Task brief
Every line holding the string "будинок" should be gathered.

Material to process
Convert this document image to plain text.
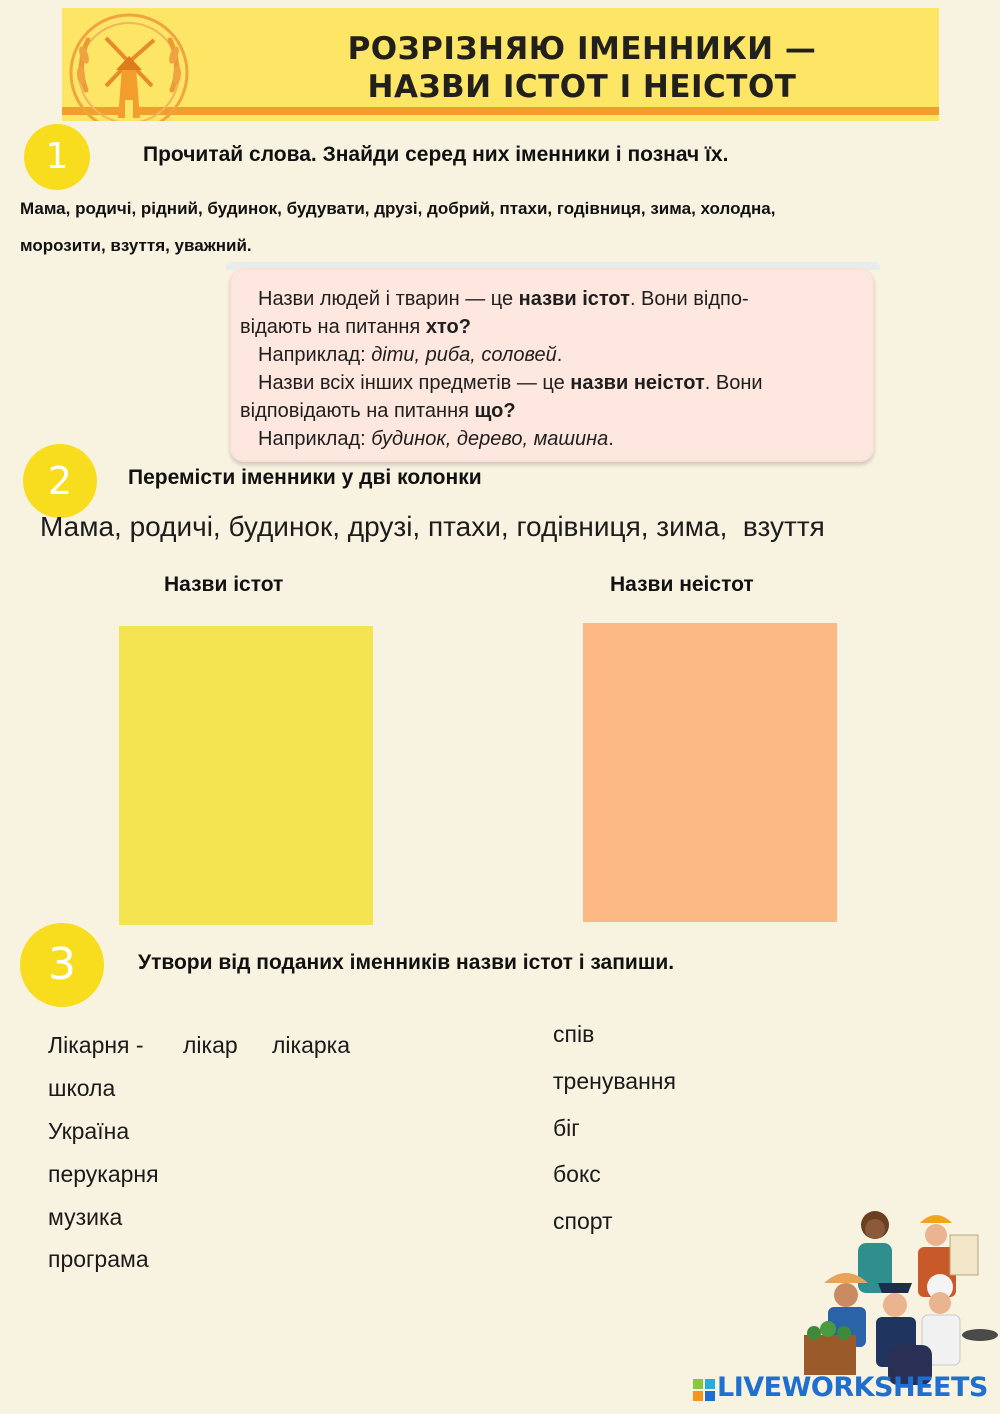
РОЗРІЗНЯЮ ІМЕННИКИ —
НАЗВИ ІСТОТ І НЕІСТОТ
1	Прочитай слова. Знайди серед них іменники і познач їх.
Мама, родичі, рідний, будинок, будувати, друзі, добрий, птахи, годівниця, зима, холодна,
морозити, взуття, уважний.

Назви людей і тварин — це назви істот. Вони відпо-

відають на питання хто?

Наприклад: діти, риба, соловей.

Назви всіх інших предметів — це назви неістот. Вони

відповідають на питання що?

Наприклад: будинок, дерево, машина.

2	Перемісти іменники у дві колонки
Мама, родичі, будинок, друзі, птахи, годівниця, зима,  взуття
Назви істот	Назви неістот
3	Утвори від поданих іменників назви істот і запиши.
Лікарня - лікар лікарка
школа
Україна
перукарня
музика
програма
спів
тренування
біг
бокс
спорт
LIVEWORKSHEETS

Reply
Мама, родичі, рідний, будинок, будувати, друзі, добрий, птахи, годівниця, зима, холодна,
Наприклад: будинок, дерево, машина.
Мама, родичі, будинок, друзі, птахи, годівниця, зима,  взуття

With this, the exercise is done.